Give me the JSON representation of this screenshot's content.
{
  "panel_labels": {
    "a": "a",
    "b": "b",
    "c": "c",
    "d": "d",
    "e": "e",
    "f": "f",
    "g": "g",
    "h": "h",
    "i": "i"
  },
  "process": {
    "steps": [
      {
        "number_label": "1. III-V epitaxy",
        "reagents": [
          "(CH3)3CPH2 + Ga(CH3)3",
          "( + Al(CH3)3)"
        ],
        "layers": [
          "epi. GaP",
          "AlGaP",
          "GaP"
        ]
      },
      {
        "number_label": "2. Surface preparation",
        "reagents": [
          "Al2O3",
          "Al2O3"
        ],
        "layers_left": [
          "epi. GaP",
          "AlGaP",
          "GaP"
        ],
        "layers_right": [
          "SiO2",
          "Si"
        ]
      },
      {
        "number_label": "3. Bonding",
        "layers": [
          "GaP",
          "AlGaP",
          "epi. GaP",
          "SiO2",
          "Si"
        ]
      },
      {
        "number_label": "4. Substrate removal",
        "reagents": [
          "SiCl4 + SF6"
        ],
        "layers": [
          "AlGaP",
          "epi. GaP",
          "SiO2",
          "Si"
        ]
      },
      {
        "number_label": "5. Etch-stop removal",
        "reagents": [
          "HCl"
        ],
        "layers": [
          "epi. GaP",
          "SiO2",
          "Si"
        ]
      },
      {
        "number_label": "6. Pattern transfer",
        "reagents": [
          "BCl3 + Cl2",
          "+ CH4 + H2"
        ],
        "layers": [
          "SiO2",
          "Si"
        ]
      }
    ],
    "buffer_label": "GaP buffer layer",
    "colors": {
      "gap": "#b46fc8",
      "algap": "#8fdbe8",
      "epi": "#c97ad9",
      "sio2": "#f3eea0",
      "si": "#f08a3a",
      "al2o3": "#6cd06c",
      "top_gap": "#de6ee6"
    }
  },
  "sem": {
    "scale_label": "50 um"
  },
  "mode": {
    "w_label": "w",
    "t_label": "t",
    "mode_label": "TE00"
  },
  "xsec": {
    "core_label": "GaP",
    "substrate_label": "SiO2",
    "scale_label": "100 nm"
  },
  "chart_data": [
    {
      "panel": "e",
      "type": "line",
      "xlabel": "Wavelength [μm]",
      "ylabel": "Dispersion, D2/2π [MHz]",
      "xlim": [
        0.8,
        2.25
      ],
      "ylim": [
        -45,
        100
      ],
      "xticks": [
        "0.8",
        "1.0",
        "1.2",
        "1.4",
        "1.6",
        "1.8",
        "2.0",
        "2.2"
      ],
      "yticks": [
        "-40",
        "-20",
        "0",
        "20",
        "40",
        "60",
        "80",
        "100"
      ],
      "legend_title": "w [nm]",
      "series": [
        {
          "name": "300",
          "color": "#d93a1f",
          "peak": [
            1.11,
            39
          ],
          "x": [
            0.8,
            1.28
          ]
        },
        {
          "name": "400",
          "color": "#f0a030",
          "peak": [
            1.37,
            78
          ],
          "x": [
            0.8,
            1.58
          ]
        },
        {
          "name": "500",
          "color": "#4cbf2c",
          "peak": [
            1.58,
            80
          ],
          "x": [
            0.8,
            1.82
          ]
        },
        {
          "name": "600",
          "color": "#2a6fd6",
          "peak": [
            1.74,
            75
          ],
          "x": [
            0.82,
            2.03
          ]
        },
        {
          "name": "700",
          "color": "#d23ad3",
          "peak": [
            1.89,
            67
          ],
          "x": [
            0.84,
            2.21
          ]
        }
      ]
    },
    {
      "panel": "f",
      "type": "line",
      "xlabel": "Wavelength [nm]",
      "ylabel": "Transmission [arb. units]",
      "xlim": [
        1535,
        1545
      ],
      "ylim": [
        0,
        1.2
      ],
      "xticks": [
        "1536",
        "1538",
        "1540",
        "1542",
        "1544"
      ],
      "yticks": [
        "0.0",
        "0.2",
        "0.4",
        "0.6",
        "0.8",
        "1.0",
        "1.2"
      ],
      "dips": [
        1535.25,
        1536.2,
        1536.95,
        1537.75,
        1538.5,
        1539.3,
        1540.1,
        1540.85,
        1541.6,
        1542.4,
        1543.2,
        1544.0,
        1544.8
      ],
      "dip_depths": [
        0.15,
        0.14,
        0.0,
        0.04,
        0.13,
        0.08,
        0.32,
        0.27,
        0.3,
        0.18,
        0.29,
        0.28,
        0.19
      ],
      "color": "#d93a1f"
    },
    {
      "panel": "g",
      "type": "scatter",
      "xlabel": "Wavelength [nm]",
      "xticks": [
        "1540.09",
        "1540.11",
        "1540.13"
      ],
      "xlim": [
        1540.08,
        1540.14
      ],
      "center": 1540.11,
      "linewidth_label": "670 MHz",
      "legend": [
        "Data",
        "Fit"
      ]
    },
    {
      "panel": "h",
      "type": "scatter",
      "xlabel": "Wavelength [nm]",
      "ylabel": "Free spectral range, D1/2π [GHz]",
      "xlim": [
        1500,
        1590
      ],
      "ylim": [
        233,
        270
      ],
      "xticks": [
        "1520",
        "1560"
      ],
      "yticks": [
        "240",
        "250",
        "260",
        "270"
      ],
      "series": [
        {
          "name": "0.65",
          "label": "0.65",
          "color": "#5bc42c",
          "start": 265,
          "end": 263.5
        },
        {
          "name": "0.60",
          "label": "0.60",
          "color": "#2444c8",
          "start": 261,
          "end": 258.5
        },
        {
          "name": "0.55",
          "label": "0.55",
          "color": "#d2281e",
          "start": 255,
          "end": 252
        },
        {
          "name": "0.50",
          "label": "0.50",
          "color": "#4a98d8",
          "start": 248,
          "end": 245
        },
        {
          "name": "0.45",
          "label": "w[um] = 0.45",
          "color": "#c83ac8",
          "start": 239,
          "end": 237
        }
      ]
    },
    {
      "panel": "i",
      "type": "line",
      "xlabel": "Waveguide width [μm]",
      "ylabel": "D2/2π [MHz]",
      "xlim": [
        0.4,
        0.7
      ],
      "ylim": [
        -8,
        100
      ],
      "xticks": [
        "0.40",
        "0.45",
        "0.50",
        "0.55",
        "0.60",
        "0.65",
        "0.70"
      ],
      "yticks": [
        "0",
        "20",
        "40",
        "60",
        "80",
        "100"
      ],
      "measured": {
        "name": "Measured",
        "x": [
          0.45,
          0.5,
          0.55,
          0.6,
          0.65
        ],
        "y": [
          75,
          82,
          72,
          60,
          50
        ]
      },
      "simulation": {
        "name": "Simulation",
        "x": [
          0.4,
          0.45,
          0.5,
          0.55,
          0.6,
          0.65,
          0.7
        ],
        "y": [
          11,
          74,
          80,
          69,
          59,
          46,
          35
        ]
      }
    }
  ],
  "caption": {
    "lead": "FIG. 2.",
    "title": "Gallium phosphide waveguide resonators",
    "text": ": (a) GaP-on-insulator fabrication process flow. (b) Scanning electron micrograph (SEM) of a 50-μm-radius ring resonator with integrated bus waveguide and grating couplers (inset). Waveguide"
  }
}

» **What you need to do**
Each record above should be returned exactly as it appears.

» **Exercise result**
Give me the JSON representation of this screenshot's content.
{
  "panel_labels": {
    "a": "a",
    "b": "b",
    "c": "c",
    "d": "d",
    "e": "e",
    "f": "f",
    "g": "g",
    "h": "h",
    "i": "i"
  },
  "process": {
    "steps": [
      {
        "number_label": "1. III-V epitaxy",
        "reagents": [
          "(CH3)3CPH2 + Ga(CH3)3",
          "( + Al(CH3)3)"
        ],
        "layers": [
          "epi. GaP",
          "AlGaP",
          "GaP"
        ]
      },
      {
        "number_label": "2. Surface preparation",
        "reagents": [
          "Al2O3",
          "Al2O3"
        ],
        "layers_left": [
          "epi. GaP",
          "AlGaP",
          "GaP"
        ],
        "layers_right": [
          "SiO2",
          "Si"
        ]
      },
      {
        "number_label": "3. Bonding",
        "layers": [
          "GaP",
          "AlGaP",
          "epi. GaP",
          "SiO2",
          "Si"
        ]
      },
      {
        "number_label": "4. Substrate removal",
        "reagents": [
          "SiCl4 + SF6"
        ],
        "layers": [
          "AlGaP",
          "epi. GaP",
          "SiO2",
          "Si"
        ]
      },
      {
        "number_label": "5. Etch-stop removal",
        "reagents": [
          "HCl"
        ],
        "layers": [
          "epi. GaP",
          "SiO2",
          "Si"
        ]
      },
      {
        "number_label": "6. Pattern transfer",
        "reagents": [
          "BCl3 + Cl2",
          "+ CH4 + H2"
        ],
        "layers": [
          "SiO2",
          "Si"
        ]
      }
    ],
    "buffer_label": "GaP buffer layer",
    "colors": {
      "gap": "#b46fc8",
      "algap": "#8fdbe8",
      "epi": "#c97ad9",
      "sio2": "#f3eea0",
      "si": "#f08a3a",
      "al2o3": "#6cd06c",
      "top_gap": "#de6ee6"
    }
  },
  "sem": {
    "scale_label": "50 um"
  },
  "mode": {
    "w_label": "w",
    "t_label": "t",
    "mode_label": "TE00"
  },
  "xsec": {
    "core_label": "GaP",
    "substrate_label": "SiO2",
    "scale_label": "100 nm"
  },
  "chart_data": [
    {
      "panel": "e",
      "type": "line",
      "xlabel": "Wavelength [μm]",
      "ylabel": "Dispersion, D2/2π [MHz]",
      "xlim": [
        0.8,
        2.25
      ],
      "ylim": [
        -45,
        100
      ],
      "xticks": [
        "0.8",
        "1.0",
        "1.2",
        "1.4",
        "1.6",
        "1.8",
        "2.0",
        "2.2"
      ],
      "yticks": [
        "-40",
        "-20",
        "0",
        "20",
        "40",
        "60",
        "80",
        "100"
      ],
      "legend_title": "w [nm]",
      "series": [
        {
          "name": "300",
          "color": "#d93a1f",
          "peak": [
            1.11,
            39
          ],
          "x": [
            0.8,
            1.28
          ]
        },
        {
          "name": "400",
          "color": "#f0a030",
          "peak": [
            1.37,
            78
          ],
          "x": [
            0.8,
            1.58
          ]
        },
        {
          "name": "500",
          "color": "#4cbf2c",
          "peak": [
            1.58,
            80
          ],
          "x": [
            0.8,
            1.82
          ]
        },
        {
          "name": "600",
          "color": "#2a6fd6",
          "peak": [
            1.74,
            75
          ],
          "x": [
            0.82,
            2.03
          ]
        },
        {
          "name": "700",
          "color": "#d23ad3",
          "peak": [
            1.89,
            67
          ],
          "x": [
            0.84,
            2.21
          ]
        }
      ]
    },
    {
      "panel": "f",
      "type": "line",
      "xlabel": "Wavelength [nm]",
      "ylabel": "Transmission [arb. units]",
      "xlim": [
        1535,
        1545
      ],
      "ylim": [
        0,
        1.2
      ],
      "xticks": [
        "1536",
        "1538",
        "1540",
        "1542",
        "1544"
      ],
      "yticks": [
        "0.0",
        "0.2",
        "0.4",
        "0.6",
        "0.8",
        "1.0",
        "1.2"
      ],
      "dips": [
        1535.25,
        1536.2,
        1536.95,
        1537.75,
        1538.5,
        1539.3,
        1540.1,
        1540.85,
        1541.6,
        1542.4,
        1543.2,
        1544.0,
        1544.8
      ],
      "dip_depths": [
        0.15,
        0.14,
        0.0,
        0.04,
        0.13,
        0.08,
        0.32,
        0.27,
        0.3,
        0.18,
        0.29,
        0.28,
        0.19
      ],
      "color": "#d93a1f"
    },
    {
      "panel": "g",
      "type": "scatter",
      "xlabel": "Wavelength [nm]",
      "xticks": [
        "1540.09",
        "1540.11",
        "1540.13"
      ],
      "xlim": [
        1540.08,
        1540.14
      ],
      "center": 1540.11,
      "linewidth_label": "670 MHz",
      "legend": [
        "Data",
        "Fit"
      ]
    },
    {
      "panel": "h",
      "type": "scatter",
      "xlabel": "Wavelength [nm]",
      "ylabel": "Free spectral range, D1/2π [GHz]",
      "xlim": [
        1500,
        1590
      ],
      "ylim": [
        233,
        270
      ],
      "xticks": [
        "1520",
        "1560"
      ],
      "yticks": [
        "240",
        "250",
        "260",
        "270"
      ],
      "series": [
        {
          "name": "0.65",
          "label": "0.65",
          "color": "#5bc42c",
          "start": 265,
          "end": 263.5
        },
        {
          "name": "0.60",
          "label": "0.60",
          "color": "#2444c8",
          "start": 261,
          "end": 258.5
        },
        {
          "name": "0.55",
          "label": "0.55",
          "color": "#d2281e",
          "start": 255,
          "end": 252
        },
        {
          "name": "0.50",
          "label": "0.50",
          "color": "#4a98d8",
          "start": 248,
          "end": 245
        },
        {
          "name": "0.45",
          "label": "w[um] = 0.45",
          "color": "#c83ac8",
          "start": 239,
          "end": 237
        }
      ]
    },
    {
      "panel": "i",
      "type": "line",
      "xlabel": "Waveguide width [μm]",
      "ylabel": "D2/2π [MHz]",
      "xlim": [
        0.4,
        0.7
      ],
      "ylim": [
        -8,
        100
      ],
      "xticks": [
        "0.40",
        "0.45",
        "0.50",
        "0.55",
        "0.60",
        "0.65",
        "0.70"
      ],
      "yticks": [
        "0",
        "20",
        "40",
        "60",
        "80",
        "100"
      ],
      "measured": {
        "name": "Measured",
        "x": [
          0.45,
          0.5,
          0.55,
          0.6,
          0.65
        ],
        "y": [
          75,
          82,
          72,
          60,
          50
        ]
      },
      "simulation": {
        "name": "Simulation",
        "x": [
          0.4,
          0.45,
          0.5,
          0.55,
          0.6,
          0.65,
          0.7
        ],
        "y": [
          11,
          74,
          80,
          69,
          59,
          46,
          35
        ]
      }
    }
  ],
  "caption": {
    "lead": "FIG. 2.",
    "title": "Gallium phosphide waveguide resonators",
    "text": ": (a) GaP-on-insulator fabrication process flow. (b) Scanning electron micrograph (SEM) of a 50-μm-radius ring resonator with integrated bus waveguide and grating couplers (inset). Waveguide"
  }
}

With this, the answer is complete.